• _Exercise data_:

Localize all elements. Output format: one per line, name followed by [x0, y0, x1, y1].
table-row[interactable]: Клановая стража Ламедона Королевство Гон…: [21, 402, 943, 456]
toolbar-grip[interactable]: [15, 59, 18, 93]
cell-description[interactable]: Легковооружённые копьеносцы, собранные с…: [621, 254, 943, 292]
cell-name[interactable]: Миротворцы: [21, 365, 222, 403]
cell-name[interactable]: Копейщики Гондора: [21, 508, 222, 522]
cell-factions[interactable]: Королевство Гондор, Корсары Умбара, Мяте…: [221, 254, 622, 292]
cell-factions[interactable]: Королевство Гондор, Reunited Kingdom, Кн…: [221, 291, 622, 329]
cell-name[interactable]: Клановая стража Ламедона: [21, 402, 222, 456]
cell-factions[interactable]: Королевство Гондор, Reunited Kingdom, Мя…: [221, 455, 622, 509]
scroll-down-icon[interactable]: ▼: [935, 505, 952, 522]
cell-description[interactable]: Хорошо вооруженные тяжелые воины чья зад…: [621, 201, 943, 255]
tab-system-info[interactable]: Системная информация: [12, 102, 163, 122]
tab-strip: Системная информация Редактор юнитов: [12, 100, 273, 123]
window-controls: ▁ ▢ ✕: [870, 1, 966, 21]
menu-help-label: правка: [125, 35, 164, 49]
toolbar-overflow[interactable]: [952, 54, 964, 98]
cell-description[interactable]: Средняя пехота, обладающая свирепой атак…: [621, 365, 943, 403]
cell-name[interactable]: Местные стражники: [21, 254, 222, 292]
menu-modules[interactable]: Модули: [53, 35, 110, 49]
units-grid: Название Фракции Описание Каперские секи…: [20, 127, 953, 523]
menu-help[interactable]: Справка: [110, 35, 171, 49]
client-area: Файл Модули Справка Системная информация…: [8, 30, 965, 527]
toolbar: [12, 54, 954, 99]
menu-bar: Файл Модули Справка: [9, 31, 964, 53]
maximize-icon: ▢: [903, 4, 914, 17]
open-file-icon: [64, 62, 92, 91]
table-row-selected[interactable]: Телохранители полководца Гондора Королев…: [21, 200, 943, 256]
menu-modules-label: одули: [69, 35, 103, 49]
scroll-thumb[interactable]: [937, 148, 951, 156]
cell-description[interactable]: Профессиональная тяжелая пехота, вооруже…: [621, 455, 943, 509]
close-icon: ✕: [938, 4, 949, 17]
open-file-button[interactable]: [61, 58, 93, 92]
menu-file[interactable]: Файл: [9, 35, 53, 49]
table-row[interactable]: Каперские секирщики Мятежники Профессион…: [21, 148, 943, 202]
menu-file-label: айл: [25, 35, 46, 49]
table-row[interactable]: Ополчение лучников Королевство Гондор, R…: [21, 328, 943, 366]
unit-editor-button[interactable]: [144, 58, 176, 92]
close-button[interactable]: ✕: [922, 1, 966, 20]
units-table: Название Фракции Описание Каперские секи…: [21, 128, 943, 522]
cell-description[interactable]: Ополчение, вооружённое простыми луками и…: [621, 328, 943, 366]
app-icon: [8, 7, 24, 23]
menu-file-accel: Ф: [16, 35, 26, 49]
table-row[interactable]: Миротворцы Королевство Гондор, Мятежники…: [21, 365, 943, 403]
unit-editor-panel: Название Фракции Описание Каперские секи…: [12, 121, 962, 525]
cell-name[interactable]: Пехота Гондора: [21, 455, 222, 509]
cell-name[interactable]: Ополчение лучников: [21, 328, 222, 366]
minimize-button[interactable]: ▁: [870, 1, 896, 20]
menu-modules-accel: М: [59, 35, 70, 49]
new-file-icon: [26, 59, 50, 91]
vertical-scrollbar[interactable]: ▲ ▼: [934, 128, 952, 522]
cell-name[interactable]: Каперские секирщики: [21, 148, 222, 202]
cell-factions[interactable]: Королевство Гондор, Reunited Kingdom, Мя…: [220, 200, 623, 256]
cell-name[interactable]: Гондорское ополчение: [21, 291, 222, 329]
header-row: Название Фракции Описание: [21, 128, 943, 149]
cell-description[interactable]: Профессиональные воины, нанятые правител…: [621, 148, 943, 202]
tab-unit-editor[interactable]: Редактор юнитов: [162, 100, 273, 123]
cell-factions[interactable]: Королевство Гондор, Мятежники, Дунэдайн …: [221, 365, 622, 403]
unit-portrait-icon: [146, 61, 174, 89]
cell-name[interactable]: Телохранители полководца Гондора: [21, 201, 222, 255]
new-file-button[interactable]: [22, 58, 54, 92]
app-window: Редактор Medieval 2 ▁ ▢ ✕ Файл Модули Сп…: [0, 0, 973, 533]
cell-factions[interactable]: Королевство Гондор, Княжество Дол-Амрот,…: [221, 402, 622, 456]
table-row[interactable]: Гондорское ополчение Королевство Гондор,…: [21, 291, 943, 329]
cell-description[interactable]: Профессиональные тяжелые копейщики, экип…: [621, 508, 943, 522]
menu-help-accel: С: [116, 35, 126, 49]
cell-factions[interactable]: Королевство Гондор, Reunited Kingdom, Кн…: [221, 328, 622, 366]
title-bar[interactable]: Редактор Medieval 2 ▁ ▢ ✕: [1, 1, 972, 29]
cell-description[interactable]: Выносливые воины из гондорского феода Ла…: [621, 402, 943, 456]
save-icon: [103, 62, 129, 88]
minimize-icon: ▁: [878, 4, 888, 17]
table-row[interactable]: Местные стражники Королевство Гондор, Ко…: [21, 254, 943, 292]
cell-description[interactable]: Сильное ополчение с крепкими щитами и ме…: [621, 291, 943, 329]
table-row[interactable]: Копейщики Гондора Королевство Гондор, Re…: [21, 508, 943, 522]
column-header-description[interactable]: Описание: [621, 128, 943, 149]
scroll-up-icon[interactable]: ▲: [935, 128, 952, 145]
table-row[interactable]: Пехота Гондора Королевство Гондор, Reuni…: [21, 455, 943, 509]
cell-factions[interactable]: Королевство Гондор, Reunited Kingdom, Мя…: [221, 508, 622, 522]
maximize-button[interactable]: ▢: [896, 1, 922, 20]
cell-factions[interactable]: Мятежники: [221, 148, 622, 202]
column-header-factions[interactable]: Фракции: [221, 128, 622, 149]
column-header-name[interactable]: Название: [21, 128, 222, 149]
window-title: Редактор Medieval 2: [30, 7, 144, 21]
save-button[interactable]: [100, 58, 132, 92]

• _Exercise goal_: Arrange the records above as a Markdown table with two columns, Row and Line: Row numbers each line in order, and Line holds that line. Leave out blank lines.

• _The solution_:
| Row | Line |
|---|---|
| 1 | Localize all elements. Output format: one per line, name followed by [x0, y0, x1, y1]. |
| 2 | table-row[interactable]: Клановая стража Ламедона Королевство Гон…: [21, 402, 943, 456] |
| 3 | toolbar-grip[interactable]: [15, 59, 18, 93] |
| 4 | cell-description[interactable]: Легковооружённые копьеносцы, собранные с…: [621, 254, 943, 292] |
| 5 | cell-name[interactable]: Миротворцы: [21, 365, 222, 403] |
| 6 | cell-name[interactable]: Копейщики Гондора: [21, 508, 222, 522] |
| 7 | cell-factions[interactable]: Королевство Гондор, Корсары Умбара, Мяте…: [221, 254, 622, 292] |
| 8 | cell-factions[interactable]: Королевство Гондор, Reunited Kingdom, Кн…: [221, 291, 622, 329] |
| 9 | cell-name[interactable]: Клановая стража Ламедона: [21, 402, 222, 456] |
| 10 | cell-factions[interactable]: Королевство Гондор, Reunited Kingdom, Мя…: [221, 455, 622, 509] |
| 11 | scroll-down-icon[interactable]: ▼: [935, 505, 952, 522] |
| 12 | cell-description[interactable]: Хорошо вооруженные тяжелые воины чья зад…: [621, 201, 943, 255] |
| 13 | tab-system-info[interactable]: Системная информация: [12, 102, 163, 122] |
| 14 | tab-strip: Системная информация Редактор юнитов: [12, 100, 273, 123] |
| 15 | window-controls: ▁ ▢ ✕: [870, 1, 966, 21] |
| 16 | menu-help-label: правка: [125, 35, 164, 49] |
| 17 | toolbar-overflow[interactable]: [952, 54, 964, 98] |
| 18 | cell-description[interactable]: Средняя пехота, обладающая свирепой атак…: [621, 365, 943, 403] |
| 19 | cell-name[interactable]: Местные стражники: [21, 254, 222, 292] |
| 20 | menu-modules[interactable]: Модули: [53, 35, 110, 49] |
| 21 | units-grid: Название Фракции Описание Каперские секи…: [20, 127, 953, 523] |
| 22 | menu-help[interactable]: Справка: [110, 35, 171, 49] |
| 23 | client-area: Файл Модули Справка Системная информация…: [8, 30, 965, 527] |
| 24 | toolbar: [12, 54, 954, 99] |
| 25 | menu-bar: Файл Модули Справка: [9, 31, 964, 53] |
| 26 | maximize-icon: ▢: [903, 4, 914, 17] |
| 27 | open-file-icon: [64, 62, 92, 91] |
| 28 | table-row-selected[interactable]: Телохранители полководца Гондора Королев…: [21, 200, 943, 256] |
| 29 | menu-modules-label: одули: [69, 35, 103, 49] |
| 30 | scroll-thumb[interactable]: [937, 148, 951, 156] |
| 31 | cell-description[interactable]: Профессиональная тяжелая пехота, вооруже…: [621, 455, 943, 509] |
| 32 | close-icon: ✕: [938, 4, 949, 17] |
| 33 | open-file-button[interactable]: [61, 58, 93, 92] |
| 34 | menu-file[interactable]: Файл: [9, 35, 53, 49] |
| 35 | table-row[interactable]: Каперские секирщики Мятежники Профессион…: [21, 148, 943, 202] |
| 36 | menu-file-label: айл: [25, 35, 46, 49] |
| 37 | table-row[interactable]: Ополчение лучников Королевство Гондор, R…: [21, 328, 943, 366] |
| 38 | unit-editor-button[interactable]: [144, 58, 176, 92] |
| 39 | close-button[interactable]: ✕: [922, 1, 966, 20] |
| 40 | units-table: Название Фракции Описание Каперские секи…: [21, 128, 943, 522] |
| 41 | cell-description[interactable]: Ополчение, вооружённое простыми луками и…: [621, 328, 943, 366] |
| 42 | app-icon: [8, 7, 24, 23] |
| 43 | menu-file-accel: Ф: [16, 35, 26, 49] |
| 44 | table-row[interactable]: Миротворцы Королевство Гондор, Мятежники…: [21, 365, 943, 403] |
| 45 | unit-editor-panel: Название Фракции Описание Каперские секи…: [12, 121, 962, 525] |
| 46 | cell-name[interactable]: Пехота Гондора: [21, 455, 222, 509] |
| 47 | cell-name[interactable]: Ополчение лучников: [21, 328, 222, 366] |
| 48 | minimize-button[interactable]: ▁: [870, 1, 896, 20] |
| 49 | menu-modules-accel: М: [59, 35, 70, 49] |
| 50 | new-file-icon: [26, 59, 50, 91] |
| 51 | vertical-scrollbar[interactable]: ▲ ▼: [934, 128, 952, 522] |
| 52 | cell-name[interactable]: Каперские секирщики: [21, 148, 222, 202] |
| 53 | cell-factions[interactable]: Королевство Гондор, Reunited Kingdom, Мя…: [220, 200, 623, 256] |
| 54 | cell-name[interactable]: Гондорское ополчение: [21, 291, 222, 329] |
| 55 | header-row: Название Фракции Описание: [21, 128, 943, 149] |
| 56 | cell-description[interactable]: Профессиональные воины, нанятые правител…: [621, 148, 943, 202] |
| 57 | tab-unit-editor[interactable]: Редактор юнитов: [162, 100, 273, 123] |
| 58 | cell-factions[interactable]: Королевство Гондор, Мятежники, Дунэдайн …: [221, 365, 622, 403] |
| 59 | unit-portrait-icon: [146, 61, 174, 89] |
| 60 | cell-name[interactable]: Телохранители полководца Гондора: [21, 201, 222, 255] |
| 61 | new-file-button[interactable]: [22, 58, 54, 92] |
| 62 | app-window: Редактор Medieval 2 ▁ ▢ ✕ Файл Модули Сп…: [0, 0, 973, 533] |
| 63 | cell-factions[interactable]: Королевство Гондор, Княжество Дол-Амрот,…: [221, 402, 622, 456] |
| 64 | table-row[interactable]: Гондорское ополчение Королевство Гондор,…: [21, 291, 943, 329] |
| 65 | cell-description[interactable]: Профессиональные тяжелые копейщики, экип…: [621, 508, 943, 522] |
| 66 | menu-help-accel: С: [116, 35, 126, 49] |
| 67 | cell-factions[interactable]: Королевство Гондор, Reunited Kingdom, Кн…: [221, 328, 622, 366] |
| 68 | title-bar[interactable]: Редактор Medieval 2 ▁ ▢ ✕: [1, 1, 972, 29] |
| 69 | cell-description[interactable]: Выносливые воины из гондорского феода Ла…: [621, 402, 943, 456] |
| 70 | save-icon: [103, 62, 129, 88] |
| 71 | minimize-icon: ▁: [878, 4, 888, 17] |
| 72 | table-row[interactable]: Местные стражники Королевство Гондор, Ко…: [21, 254, 943, 292] |
| 73 | cell-description[interactable]: Сильное ополчение с крепкими щитами и ме…: [621, 291, 943, 329] |
| 74 | table-row[interactable]: Копейщики Гондора Королевство Гондор, Re…: [21, 508, 943, 522] |
| 75 | column-header-description[interactable]: Описание: [621, 128, 943, 149] |
| 76 | scroll-up-icon[interactable]: ▲: [935, 128, 952, 145] |
| 77 | table-row[interactable]: Пехота Гондора Королевство Гондор, Reuni…: [21, 455, 943, 509] |
| 78 | cell-factions[interactable]: Королевство Гондор, Reunited Kingdom, Мя…: [221, 508, 622, 522] |
| 79 | maximize-button[interactable]: ▢: [896, 1, 922, 20] |
| 80 | cell-factions[interactable]: Мятежники: [221, 148, 622, 202] |
| 81 | column-header-factions[interactable]: Фракции: [221, 128, 622, 149] |
| 82 | column-header-name[interactable]: Название: [21, 128, 222, 149] |
| 83 | window-title: Редактор Medieval 2: [30, 7, 144, 21] |
| 84 | save-button[interactable]: [100, 58, 132, 92] |